> **OBJECTIVE**: Reproduce the records from their first line through the line that contains "Output each element and its [x0, y0, x1, y1]", including both of those lines. Leave the pictures out of your answer.

> **INFORMATION SUPPLIED**:
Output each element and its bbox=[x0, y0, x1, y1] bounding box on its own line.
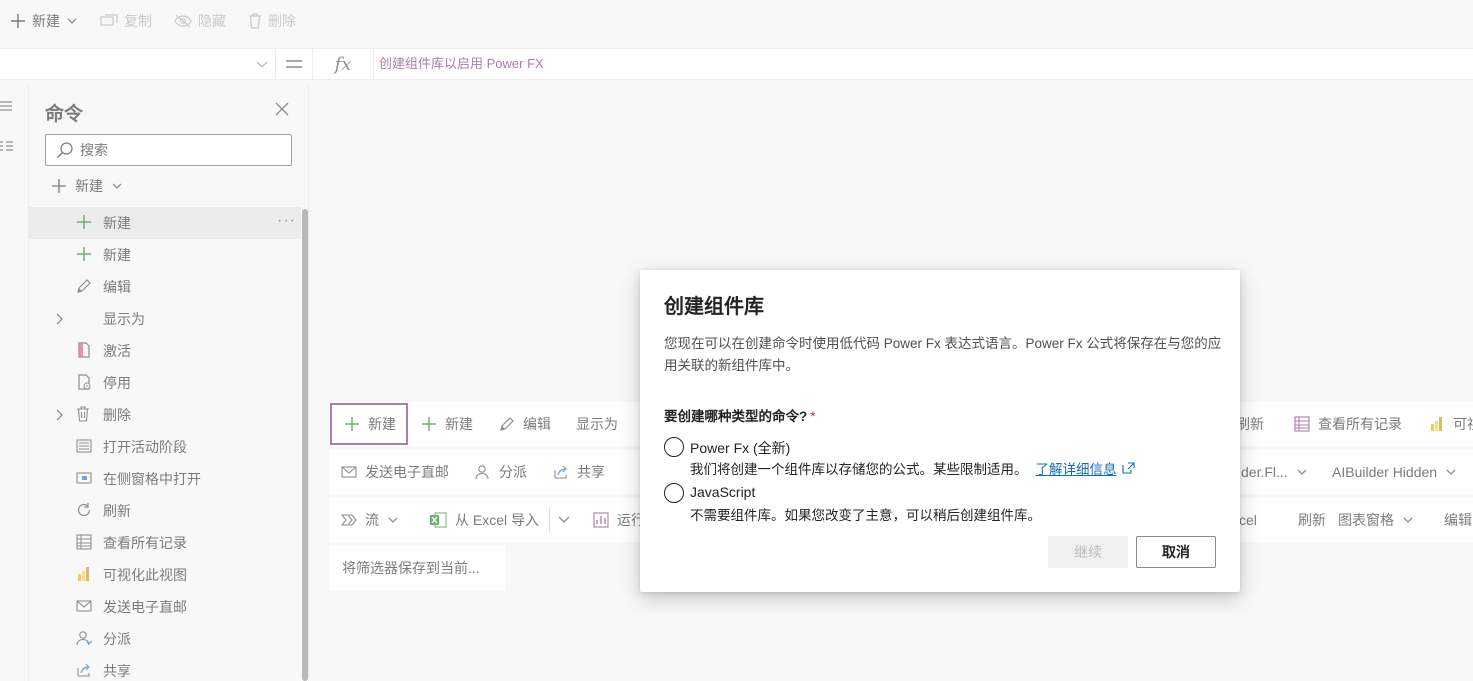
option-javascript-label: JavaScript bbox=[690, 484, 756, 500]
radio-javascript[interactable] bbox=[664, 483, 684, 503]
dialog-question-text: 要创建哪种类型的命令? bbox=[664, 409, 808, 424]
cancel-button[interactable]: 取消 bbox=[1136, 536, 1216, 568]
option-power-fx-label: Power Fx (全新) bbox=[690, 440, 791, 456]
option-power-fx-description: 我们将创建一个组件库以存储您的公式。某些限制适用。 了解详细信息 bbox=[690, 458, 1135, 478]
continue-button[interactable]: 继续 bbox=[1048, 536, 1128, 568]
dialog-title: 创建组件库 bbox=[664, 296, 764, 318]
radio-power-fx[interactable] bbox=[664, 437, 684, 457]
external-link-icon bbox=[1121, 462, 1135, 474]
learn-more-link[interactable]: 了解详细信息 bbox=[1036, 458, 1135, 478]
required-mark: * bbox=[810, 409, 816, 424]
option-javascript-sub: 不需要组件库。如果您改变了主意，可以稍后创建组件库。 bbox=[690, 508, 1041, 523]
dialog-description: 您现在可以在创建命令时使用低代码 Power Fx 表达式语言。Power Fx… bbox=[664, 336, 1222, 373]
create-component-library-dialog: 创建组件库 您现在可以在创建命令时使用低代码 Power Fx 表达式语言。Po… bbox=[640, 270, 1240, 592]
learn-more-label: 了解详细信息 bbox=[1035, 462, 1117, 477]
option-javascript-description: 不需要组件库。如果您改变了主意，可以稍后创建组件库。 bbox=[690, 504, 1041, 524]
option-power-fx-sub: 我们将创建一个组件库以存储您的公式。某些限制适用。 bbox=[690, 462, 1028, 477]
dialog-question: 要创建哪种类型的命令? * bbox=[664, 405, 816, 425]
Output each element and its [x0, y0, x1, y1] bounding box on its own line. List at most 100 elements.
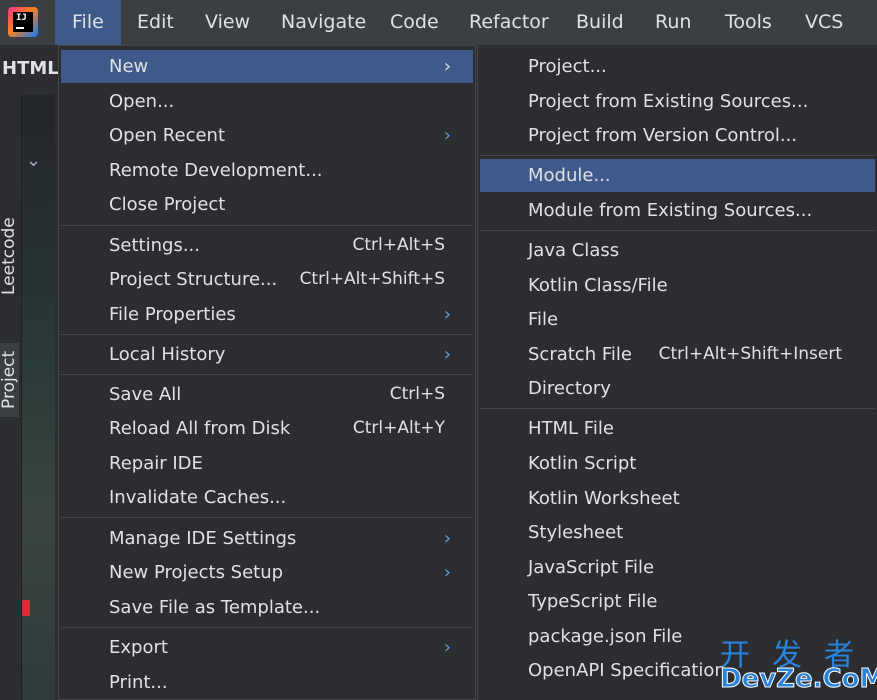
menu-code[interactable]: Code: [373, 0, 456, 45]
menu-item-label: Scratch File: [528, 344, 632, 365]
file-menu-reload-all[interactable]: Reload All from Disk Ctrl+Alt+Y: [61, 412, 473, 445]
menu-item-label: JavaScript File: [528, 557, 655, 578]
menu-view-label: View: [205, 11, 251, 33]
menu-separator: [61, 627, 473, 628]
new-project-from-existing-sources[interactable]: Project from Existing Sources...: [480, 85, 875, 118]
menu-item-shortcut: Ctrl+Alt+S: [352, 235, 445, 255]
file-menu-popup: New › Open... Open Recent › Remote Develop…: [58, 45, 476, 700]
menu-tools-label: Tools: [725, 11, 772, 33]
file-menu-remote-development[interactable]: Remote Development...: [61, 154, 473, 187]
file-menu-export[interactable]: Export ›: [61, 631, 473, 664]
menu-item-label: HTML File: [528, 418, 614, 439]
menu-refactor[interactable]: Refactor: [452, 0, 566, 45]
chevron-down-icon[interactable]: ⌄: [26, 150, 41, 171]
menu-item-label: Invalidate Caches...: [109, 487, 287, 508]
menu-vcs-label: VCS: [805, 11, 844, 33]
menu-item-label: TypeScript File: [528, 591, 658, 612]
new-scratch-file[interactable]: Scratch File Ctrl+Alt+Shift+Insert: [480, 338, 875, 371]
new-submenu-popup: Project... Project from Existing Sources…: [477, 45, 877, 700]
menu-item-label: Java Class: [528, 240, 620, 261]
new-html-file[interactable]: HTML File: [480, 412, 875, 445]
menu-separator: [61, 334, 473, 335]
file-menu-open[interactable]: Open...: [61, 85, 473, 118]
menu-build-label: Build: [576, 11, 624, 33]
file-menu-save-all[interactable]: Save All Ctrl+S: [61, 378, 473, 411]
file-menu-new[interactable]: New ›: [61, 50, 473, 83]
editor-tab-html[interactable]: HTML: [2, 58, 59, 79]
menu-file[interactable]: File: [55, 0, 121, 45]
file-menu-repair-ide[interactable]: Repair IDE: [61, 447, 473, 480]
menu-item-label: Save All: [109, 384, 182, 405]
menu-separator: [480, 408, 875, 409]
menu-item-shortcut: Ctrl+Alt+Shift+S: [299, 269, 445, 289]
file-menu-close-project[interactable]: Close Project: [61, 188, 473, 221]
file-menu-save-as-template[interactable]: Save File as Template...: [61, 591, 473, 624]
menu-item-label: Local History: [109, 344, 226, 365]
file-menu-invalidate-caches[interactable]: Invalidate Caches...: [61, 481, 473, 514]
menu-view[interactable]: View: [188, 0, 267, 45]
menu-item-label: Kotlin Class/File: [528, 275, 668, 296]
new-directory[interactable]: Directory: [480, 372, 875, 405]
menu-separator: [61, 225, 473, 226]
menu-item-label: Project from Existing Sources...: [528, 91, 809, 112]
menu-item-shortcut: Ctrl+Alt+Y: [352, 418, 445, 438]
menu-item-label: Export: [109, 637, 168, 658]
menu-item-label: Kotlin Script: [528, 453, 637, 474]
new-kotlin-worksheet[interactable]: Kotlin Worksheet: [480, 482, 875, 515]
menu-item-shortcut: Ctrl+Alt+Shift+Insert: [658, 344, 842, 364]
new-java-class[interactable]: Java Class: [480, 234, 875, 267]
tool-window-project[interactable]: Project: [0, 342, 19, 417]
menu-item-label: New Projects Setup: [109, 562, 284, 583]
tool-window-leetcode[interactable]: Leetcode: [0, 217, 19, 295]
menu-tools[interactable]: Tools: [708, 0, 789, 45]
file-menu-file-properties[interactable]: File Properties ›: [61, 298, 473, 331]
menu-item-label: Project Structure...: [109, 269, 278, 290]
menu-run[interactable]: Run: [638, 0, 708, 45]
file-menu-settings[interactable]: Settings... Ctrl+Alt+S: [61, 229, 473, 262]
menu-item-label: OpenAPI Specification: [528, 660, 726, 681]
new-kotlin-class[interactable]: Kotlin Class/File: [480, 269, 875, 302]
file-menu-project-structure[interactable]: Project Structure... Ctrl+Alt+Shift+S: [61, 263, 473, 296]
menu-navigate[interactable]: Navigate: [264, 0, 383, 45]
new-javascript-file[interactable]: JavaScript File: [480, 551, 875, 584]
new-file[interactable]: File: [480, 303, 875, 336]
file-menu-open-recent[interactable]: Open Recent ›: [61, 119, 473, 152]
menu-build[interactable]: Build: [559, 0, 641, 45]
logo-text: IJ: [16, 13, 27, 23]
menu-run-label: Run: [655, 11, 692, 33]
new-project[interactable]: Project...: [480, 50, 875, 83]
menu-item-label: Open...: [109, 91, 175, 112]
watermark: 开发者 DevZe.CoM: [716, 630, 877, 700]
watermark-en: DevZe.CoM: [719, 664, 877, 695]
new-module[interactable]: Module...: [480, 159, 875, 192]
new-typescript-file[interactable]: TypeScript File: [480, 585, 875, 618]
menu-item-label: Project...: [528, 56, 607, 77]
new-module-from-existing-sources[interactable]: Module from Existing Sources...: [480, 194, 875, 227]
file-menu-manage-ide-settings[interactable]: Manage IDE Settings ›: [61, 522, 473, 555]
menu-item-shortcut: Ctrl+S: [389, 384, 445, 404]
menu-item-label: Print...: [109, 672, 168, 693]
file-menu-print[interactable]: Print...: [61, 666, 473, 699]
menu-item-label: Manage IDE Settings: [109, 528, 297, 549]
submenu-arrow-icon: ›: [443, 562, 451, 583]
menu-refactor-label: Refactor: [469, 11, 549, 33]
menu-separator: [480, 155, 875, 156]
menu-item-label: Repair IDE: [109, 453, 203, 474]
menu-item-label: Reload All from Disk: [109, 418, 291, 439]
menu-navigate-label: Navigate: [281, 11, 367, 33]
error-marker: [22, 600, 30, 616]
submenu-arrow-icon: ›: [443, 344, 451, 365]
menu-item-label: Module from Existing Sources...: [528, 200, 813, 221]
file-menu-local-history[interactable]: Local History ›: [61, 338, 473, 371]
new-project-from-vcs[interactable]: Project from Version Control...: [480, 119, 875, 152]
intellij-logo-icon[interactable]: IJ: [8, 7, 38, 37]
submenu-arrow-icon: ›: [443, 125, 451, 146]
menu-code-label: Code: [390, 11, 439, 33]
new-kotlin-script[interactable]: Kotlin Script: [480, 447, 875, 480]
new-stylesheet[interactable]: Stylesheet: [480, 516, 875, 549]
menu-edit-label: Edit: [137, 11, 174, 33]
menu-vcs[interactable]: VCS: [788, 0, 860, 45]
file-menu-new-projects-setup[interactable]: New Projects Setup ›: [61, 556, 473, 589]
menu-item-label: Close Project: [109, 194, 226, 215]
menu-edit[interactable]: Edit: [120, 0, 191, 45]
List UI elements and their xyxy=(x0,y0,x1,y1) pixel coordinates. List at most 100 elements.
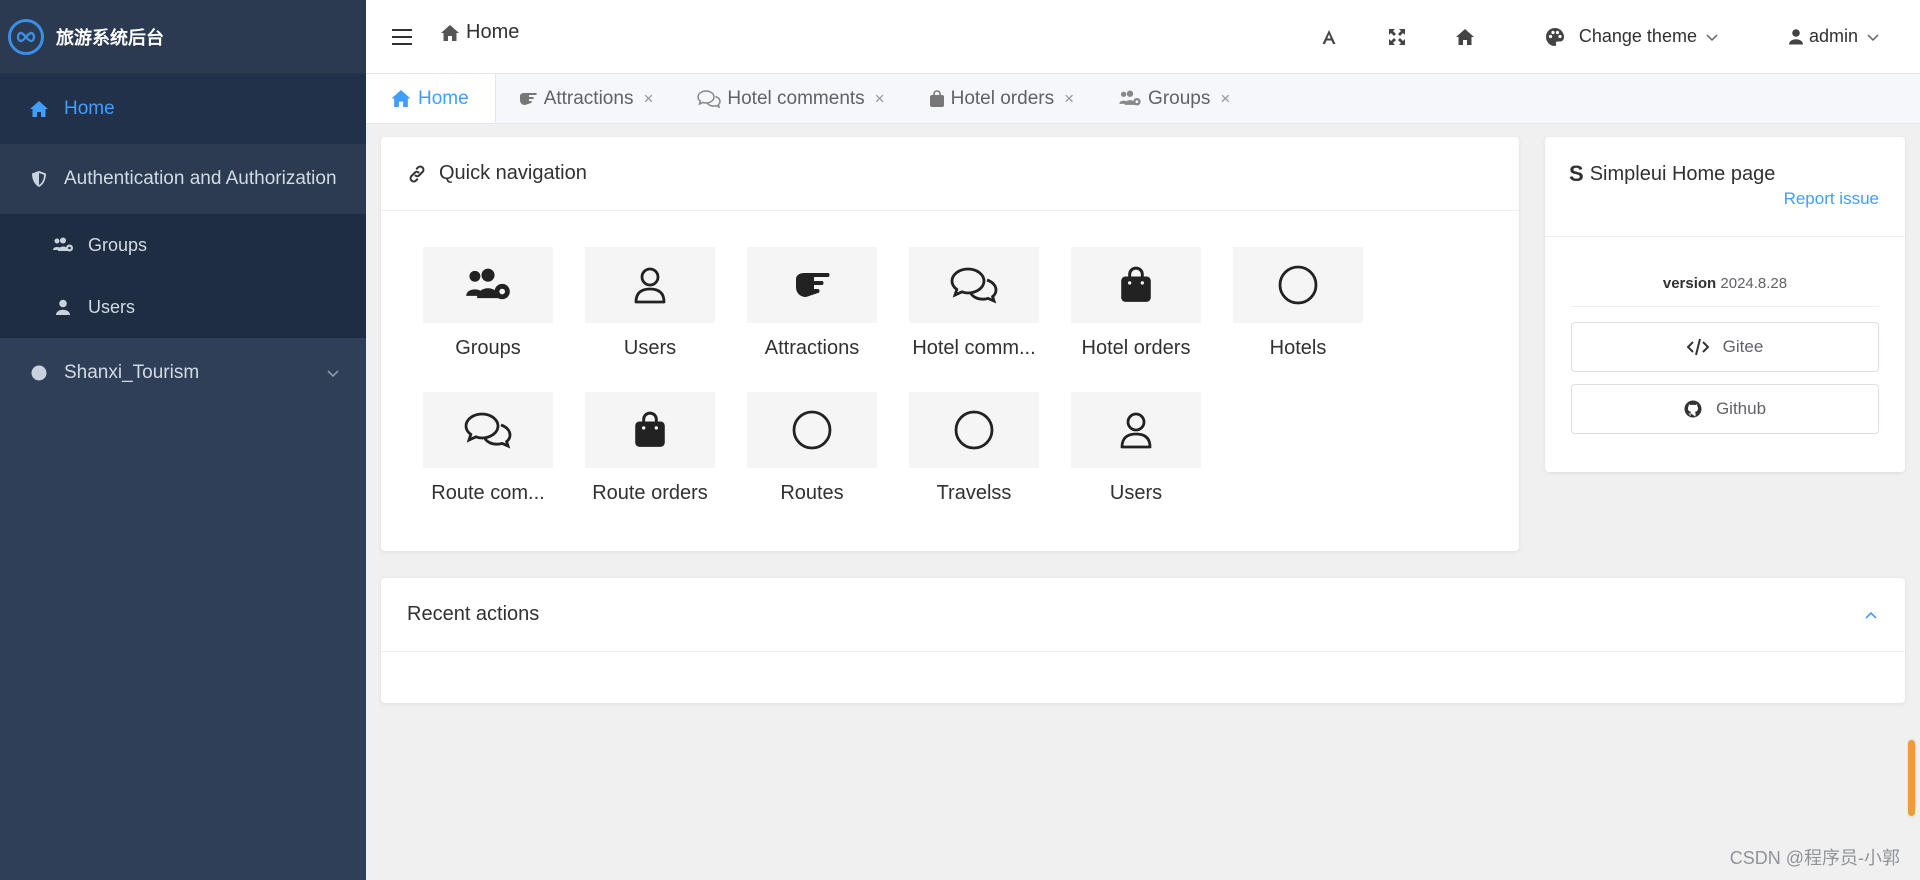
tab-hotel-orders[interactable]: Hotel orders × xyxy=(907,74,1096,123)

> **FULL SOLUTION**:
Output each element and its bbox=[x0, y0, x1, y1] bounding box on its own line.
option-javascript-label: JavaScript bbox=[690, 484, 756, 500]
radio-javascript[interactable] bbox=[664, 483, 684, 503]
dialog-question-text: 要创建哪种类型的命令? bbox=[664, 409, 808, 424]
cancel-button[interactable]: 取消 bbox=[1136, 536, 1216, 568]
option-power-fx-label: Power Fx (全新) bbox=[690, 440, 791, 456]
option-power-fx-description: 我们将创建一个组件库以存储您的公式。某些限制适用。 了解详细信息 bbox=[690, 458, 1135, 478]
continue-button[interactable]: 继续 bbox=[1048, 536, 1128, 568]
dialog-title: 创建组件库 bbox=[664, 296, 764, 318]
radio-power-fx[interactable] bbox=[664, 437, 684, 457]
external-link-icon bbox=[1121, 462, 1135, 474]
learn-more-link[interactable]: 了解详细信息 bbox=[1036, 458, 1135, 478]
required-mark: * bbox=[810, 409, 816, 424]
option-javascript-sub: 不需要组件库。如果您改变了主意，可以稍后创建组件库。 bbox=[690, 508, 1041, 523]
dialog-description: 您现在可以在创建命令时使用低代码 Power Fx 表达式语言。Power Fx… bbox=[664, 336, 1222, 373]
create-component-library-dialog: 创建组件库 您现在可以在创建命令时使用低代码 Power Fx 表达式语言。Po… bbox=[640, 270, 1240, 592]
learn-more-label: 了解详细信息 bbox=[1035, 462, 1117, 477]
option-javascript-description: 不需要组件库。如果您改变了主意，可以稍后创建组件库。 bbox=[690, 504, 1041, 524]
option-power-fx-sub: 我们将创建一个组件库以存储您的公式。某些限制适用。 bbox=[690, 462, 1028, 477]
dialog-question: 要创建哪种类型的命令? * bbox=[664, 405, 816, 425]
Output each element and its [x0, y0, x1, y1] bounding box on its own line. List at most 100 elements.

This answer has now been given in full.